-- What to work on --
What follows is a block of records; reproduce all of it verbatim.

-- Data shown --
## start
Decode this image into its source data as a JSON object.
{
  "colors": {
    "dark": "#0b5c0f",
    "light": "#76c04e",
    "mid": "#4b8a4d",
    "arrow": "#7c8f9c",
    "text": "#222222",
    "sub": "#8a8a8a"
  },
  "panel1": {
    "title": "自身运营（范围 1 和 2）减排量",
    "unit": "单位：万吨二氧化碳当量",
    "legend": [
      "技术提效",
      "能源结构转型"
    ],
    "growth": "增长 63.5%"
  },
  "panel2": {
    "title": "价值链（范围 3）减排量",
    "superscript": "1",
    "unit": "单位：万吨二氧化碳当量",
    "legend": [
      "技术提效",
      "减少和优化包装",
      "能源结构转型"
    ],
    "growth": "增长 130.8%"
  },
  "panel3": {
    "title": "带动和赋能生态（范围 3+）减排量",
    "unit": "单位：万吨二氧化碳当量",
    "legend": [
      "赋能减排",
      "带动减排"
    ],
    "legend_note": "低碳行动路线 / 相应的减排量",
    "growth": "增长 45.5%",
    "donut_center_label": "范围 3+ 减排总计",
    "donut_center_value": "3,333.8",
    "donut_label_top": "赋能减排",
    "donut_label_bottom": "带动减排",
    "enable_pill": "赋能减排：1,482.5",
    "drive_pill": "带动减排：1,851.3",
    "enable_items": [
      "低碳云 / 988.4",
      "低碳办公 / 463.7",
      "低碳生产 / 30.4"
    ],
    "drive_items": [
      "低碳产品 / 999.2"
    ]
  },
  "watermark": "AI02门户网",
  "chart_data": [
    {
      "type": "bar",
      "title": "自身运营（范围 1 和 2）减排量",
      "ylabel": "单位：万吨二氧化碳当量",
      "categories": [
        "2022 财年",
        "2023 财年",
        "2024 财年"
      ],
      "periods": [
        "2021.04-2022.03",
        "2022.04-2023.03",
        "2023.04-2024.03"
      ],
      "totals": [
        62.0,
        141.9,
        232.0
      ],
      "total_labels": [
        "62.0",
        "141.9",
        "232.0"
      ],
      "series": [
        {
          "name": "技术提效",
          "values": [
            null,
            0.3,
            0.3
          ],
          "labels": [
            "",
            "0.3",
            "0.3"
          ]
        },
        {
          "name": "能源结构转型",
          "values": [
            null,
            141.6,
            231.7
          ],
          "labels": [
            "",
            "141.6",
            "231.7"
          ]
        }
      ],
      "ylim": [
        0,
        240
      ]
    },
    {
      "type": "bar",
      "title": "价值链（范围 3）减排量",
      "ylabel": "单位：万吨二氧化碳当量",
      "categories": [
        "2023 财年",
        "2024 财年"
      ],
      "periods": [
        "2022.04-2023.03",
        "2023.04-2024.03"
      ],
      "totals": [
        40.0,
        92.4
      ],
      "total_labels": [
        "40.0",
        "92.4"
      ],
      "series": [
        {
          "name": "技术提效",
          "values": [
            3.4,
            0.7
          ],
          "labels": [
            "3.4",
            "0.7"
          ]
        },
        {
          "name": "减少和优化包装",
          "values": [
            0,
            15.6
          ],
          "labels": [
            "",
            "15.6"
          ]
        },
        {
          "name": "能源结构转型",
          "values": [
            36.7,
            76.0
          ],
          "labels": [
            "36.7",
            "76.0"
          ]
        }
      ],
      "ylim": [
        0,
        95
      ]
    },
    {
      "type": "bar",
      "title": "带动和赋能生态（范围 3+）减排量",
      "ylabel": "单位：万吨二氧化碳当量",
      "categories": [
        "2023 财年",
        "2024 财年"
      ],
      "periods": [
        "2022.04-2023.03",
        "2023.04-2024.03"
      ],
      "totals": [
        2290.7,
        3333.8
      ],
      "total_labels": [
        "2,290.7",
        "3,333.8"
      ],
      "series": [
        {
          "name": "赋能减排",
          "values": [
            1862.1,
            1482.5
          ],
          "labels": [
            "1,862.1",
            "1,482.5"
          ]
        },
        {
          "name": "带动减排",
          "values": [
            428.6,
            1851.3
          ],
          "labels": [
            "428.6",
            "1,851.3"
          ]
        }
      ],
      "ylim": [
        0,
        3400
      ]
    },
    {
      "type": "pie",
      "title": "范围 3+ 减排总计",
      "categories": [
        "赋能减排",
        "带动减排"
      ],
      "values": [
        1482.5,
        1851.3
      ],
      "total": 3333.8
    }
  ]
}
## end
-- Answer for this exercise --
Decode this image into its source data as a JSON object.
{
  "colors": {
    "dark": "#0b5c0f",
    "light": "#76c04e",
    "mid": "#4b8a4d",
    "arrow": "#7c8f9c",
    "text": "#222222",
    "sub": "#8a8a8a"
  },
  "panel1": {
    "title": "自身运营（范围 1 和 2）减排量",
    "unit": "单位：万吨二氧化碳当量",
    "legend": [
      "技术提效",
      "能源结构转型"
    ],
    "growth": "增长 63.5%"
  },
  "panel2": {
    "title": "价值链（范围 3）减排量",
    "superscript": "1",
    "unit": "单位：万吨二氧化碳当量",
    "legend": [
      "技术提效",
      "减少和优化包装",
      "能源结构转型"
    ],
    "growth": "增长 130.8%"
  },
  "panel3": {
    "title": "带动和赋能生态（范围 3+）减排量",
    "unit": "单位：万吨二氧化碳当量",
    "legend": [
      "赋能减排",
      "带动减排"
    ],
    "legend_note": "低碳行动路线 / 相应的减排量",
    "growth": "增长 45.5%",
    "donut_center_label": "范围 3+ 减排总计",
    "donut_center_value": "3,333.8",
    "donut_label_top": "赋能减排",
    "donut_label_bottom": "带动减排",
    "enable_pill": "赋能减排：1,482.5",
    "drive_pill": "带动减排：1,851.3",
    "enable_items": [
      "低碳云 / 988.4",
      "低碳办公 / 463.7",
      "低碳生产 / 30.4"
    ],
    "drive_items": [
      "低碳产品 / 999.2"
    ]
  },
  "watermark": "AI02门户网",
  "chart_data": [
    {
      "type": "bar",
      "title": "自身运营（范围 1 和 2）减排量",
      "ylabel": "单位：万吨二氧化碳当量",
      "categories": [
        "2022 财年",
        "2023 财年",
        "2024 财年"
      ],
      "periods": [
        "2021.04-2022.03",
        "2022.04-2023.03",
        "2023.04-2024.03"
      ],
      "totals": [
        62.0,
        141.9,
        232.0
      ],
      "total_labels": [
        "62.0",
        "141.9",
        "232.0"
      ],
      "series": [
        {
          "name": "技术提效",
          "values": [
            null,
            0.3,
            0.3
          ],
          "labels": [
            "",
            "0.3",
            "0.3"
          ]
        },
        {
          "name": "能源结构转型",
          "values": [
            null,
            141.6,
            231.7
          ],
          "labels": [
            "",
            "141.6",
            "231.7"
          ]
        }
      ],
      "ylim": [
        0,
        240
      ]
    },
    {
      "type": "bar",
      "title": "价值链（范围 3）减排量",
      "ylabel": "单位：万吨二氧化碳当量",
      "categories": [
        "2023 财年",
        "2024 财年"
      ],
      "periods": [
        "2022.04-2023.03",
        "2023.04-2024.03"
      ],
      "totals": [
        40.0,
        92.4
      ],
      "total_labels": [
        "40.0",
        "92.4"
      ],
      "series": [
        {
          "name": "技术提效",
          "values": [
            3.4,
            0.7
          ],
          "labels": [
            "3.4",
            "0.7"
          ]
        },
        {
          "name": "减少和优化包装",
          "values": [
            0,
            15.6
          ],
          "labels": [
            "",
            "15.6"
          ]
        },
        {
          "name": "能源结构转型",
          "values": [
            36.7,
            76.0
          ],
          "labels": [
            "36.7",
            "76.0"
          ]
        }
      ],
      "ylim": [
        0,
        95
      ]
    },
    {
      "type": "bar",
      "title": "带动和赋能生态（范围 3+）减排量",
      "ylabel": "单位：万吨二氧化碳当量",
      "categories": [
        "2023 财年",
        "2024 财年"
      ],
      "periods": [
        "2022.04-2023.03",
        "2023.04-2024.03"
      ],
      "totals": [
        2290.7,
        3333.8
      ],
      "total_labels": [
        "2,290.7",
        "3,333.8"
      ],
      "series": [
        {
          "name": "赋能减排",
          "values": [
            1862.1,
            1482.5
          ],
          "labels": [
            "1,862.1",
            "1,482.5"
          ]
        },
        {
          "name": "带动减排",
          "values": [
            428.6,
            1851.3
          ],
          "labels": [
            "428.6",
            "1,851.3"
          ]
        }
      ],
      "ylim": [
        0,
        3400
      ]
    },
    {
      "type": "pie",
      "title": "范围 3+ 减排总计",
      "categories": [
        "赋能减排",
        "带动减排"
      ],
      "values": [
        1482.5,
        1851.3
      ],
      "total": 3333.8
    }
  ]
}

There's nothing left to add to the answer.